▸ What you have to do
Check each line of the material below for the string "UYDU", then report how many lines have it, and nothing else.

▸ Dataset content

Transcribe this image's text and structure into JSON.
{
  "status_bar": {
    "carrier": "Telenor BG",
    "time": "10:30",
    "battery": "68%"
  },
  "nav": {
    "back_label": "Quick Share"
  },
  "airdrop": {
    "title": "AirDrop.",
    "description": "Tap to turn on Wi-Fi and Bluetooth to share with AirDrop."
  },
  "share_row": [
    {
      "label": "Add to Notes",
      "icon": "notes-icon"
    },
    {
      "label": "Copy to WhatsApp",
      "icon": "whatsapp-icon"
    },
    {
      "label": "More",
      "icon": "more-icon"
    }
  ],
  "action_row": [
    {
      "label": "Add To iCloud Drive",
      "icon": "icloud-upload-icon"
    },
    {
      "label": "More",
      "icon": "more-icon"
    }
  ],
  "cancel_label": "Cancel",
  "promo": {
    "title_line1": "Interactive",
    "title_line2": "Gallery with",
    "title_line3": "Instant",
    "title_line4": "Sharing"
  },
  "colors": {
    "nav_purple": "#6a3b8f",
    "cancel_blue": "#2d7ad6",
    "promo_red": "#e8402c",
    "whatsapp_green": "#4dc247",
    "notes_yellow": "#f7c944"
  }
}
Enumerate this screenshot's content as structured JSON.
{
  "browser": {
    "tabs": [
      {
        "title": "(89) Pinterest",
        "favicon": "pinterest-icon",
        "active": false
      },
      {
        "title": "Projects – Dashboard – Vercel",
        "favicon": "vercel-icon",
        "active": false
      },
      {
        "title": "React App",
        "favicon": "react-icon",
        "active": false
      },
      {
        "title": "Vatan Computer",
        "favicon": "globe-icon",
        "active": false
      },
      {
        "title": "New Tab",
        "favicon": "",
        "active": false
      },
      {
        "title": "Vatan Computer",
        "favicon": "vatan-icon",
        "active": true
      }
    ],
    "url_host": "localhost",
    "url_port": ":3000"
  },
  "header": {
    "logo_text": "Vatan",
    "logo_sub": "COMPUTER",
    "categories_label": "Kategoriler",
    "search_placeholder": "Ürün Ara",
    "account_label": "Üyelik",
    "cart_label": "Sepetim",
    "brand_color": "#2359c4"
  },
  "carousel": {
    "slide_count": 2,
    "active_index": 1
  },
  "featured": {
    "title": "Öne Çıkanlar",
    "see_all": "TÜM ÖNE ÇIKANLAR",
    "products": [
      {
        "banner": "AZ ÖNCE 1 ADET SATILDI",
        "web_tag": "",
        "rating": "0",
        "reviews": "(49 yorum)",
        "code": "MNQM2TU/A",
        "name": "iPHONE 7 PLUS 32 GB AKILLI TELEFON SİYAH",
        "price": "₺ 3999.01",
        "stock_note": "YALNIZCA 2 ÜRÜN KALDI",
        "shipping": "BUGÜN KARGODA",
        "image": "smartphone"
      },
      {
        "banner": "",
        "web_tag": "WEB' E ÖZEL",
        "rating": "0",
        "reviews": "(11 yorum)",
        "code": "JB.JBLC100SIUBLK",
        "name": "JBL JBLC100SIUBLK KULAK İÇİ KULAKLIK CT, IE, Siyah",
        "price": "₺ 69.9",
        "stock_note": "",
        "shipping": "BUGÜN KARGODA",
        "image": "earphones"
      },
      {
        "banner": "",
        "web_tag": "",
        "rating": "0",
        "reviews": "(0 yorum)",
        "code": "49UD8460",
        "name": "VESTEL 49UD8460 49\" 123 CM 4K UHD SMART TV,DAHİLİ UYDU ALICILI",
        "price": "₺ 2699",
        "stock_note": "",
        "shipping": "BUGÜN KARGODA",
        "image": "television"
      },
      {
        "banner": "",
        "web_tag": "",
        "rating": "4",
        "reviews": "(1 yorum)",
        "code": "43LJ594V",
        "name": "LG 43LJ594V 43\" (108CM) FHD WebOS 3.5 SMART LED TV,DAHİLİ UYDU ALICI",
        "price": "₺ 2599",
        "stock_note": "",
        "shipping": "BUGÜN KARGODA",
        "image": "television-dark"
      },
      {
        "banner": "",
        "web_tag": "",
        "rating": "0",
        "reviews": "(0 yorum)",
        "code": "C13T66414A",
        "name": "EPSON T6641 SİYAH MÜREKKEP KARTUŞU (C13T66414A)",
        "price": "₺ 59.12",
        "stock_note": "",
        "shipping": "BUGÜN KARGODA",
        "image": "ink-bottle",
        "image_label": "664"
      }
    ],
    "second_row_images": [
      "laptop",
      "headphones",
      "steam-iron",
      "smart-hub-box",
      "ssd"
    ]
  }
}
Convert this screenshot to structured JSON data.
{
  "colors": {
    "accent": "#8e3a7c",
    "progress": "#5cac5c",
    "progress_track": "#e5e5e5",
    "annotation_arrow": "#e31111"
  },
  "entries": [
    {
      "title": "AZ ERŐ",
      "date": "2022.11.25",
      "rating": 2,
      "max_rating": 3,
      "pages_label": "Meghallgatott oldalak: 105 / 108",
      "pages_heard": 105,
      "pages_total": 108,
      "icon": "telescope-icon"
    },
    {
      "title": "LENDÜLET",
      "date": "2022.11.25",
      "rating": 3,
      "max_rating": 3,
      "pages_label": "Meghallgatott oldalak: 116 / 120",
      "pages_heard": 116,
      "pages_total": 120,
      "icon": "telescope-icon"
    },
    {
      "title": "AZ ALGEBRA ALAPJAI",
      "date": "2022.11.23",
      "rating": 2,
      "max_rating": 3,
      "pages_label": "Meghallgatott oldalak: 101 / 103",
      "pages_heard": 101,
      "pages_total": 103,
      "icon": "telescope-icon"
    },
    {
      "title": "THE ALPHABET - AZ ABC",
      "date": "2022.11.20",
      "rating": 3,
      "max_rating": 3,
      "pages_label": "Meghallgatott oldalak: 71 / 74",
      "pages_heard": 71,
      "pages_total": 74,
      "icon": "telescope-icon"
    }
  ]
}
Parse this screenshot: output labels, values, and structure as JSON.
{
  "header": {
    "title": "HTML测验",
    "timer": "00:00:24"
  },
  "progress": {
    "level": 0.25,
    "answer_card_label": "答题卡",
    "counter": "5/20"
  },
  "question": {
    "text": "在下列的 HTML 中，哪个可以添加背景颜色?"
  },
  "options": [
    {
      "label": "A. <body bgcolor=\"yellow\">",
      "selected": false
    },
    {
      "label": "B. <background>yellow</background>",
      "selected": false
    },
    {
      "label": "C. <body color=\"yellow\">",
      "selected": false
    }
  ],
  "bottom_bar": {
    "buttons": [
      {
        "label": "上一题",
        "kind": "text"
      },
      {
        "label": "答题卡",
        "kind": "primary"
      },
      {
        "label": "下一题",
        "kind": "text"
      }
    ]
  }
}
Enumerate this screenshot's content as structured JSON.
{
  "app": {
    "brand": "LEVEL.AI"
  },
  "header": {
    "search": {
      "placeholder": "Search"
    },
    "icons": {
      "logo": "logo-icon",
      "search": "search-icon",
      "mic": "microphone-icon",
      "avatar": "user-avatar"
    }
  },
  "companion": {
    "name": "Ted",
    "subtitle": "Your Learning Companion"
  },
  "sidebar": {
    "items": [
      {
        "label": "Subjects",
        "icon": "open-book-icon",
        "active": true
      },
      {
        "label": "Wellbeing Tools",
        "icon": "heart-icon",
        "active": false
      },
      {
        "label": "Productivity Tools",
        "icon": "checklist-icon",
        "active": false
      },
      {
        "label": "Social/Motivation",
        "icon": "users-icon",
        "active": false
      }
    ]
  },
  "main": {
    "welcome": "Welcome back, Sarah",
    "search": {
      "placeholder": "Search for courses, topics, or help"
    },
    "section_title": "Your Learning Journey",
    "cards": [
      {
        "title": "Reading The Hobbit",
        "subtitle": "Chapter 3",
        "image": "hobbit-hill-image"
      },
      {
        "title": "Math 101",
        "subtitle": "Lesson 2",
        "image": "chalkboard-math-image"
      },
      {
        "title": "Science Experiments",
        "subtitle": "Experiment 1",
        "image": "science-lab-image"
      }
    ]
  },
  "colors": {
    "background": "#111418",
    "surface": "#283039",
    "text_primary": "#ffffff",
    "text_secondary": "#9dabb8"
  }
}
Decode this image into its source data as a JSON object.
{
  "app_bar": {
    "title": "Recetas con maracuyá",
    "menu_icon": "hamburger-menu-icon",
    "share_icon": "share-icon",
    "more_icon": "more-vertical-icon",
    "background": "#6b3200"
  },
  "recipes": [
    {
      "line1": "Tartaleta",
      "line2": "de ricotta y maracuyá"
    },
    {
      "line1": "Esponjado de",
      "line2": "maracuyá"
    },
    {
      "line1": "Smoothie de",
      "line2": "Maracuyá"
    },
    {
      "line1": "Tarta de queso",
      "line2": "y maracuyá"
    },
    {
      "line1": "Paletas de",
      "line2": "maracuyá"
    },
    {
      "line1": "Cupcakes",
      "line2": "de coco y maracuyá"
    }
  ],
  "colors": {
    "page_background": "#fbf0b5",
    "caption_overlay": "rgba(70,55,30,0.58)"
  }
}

▸ Expected answer
2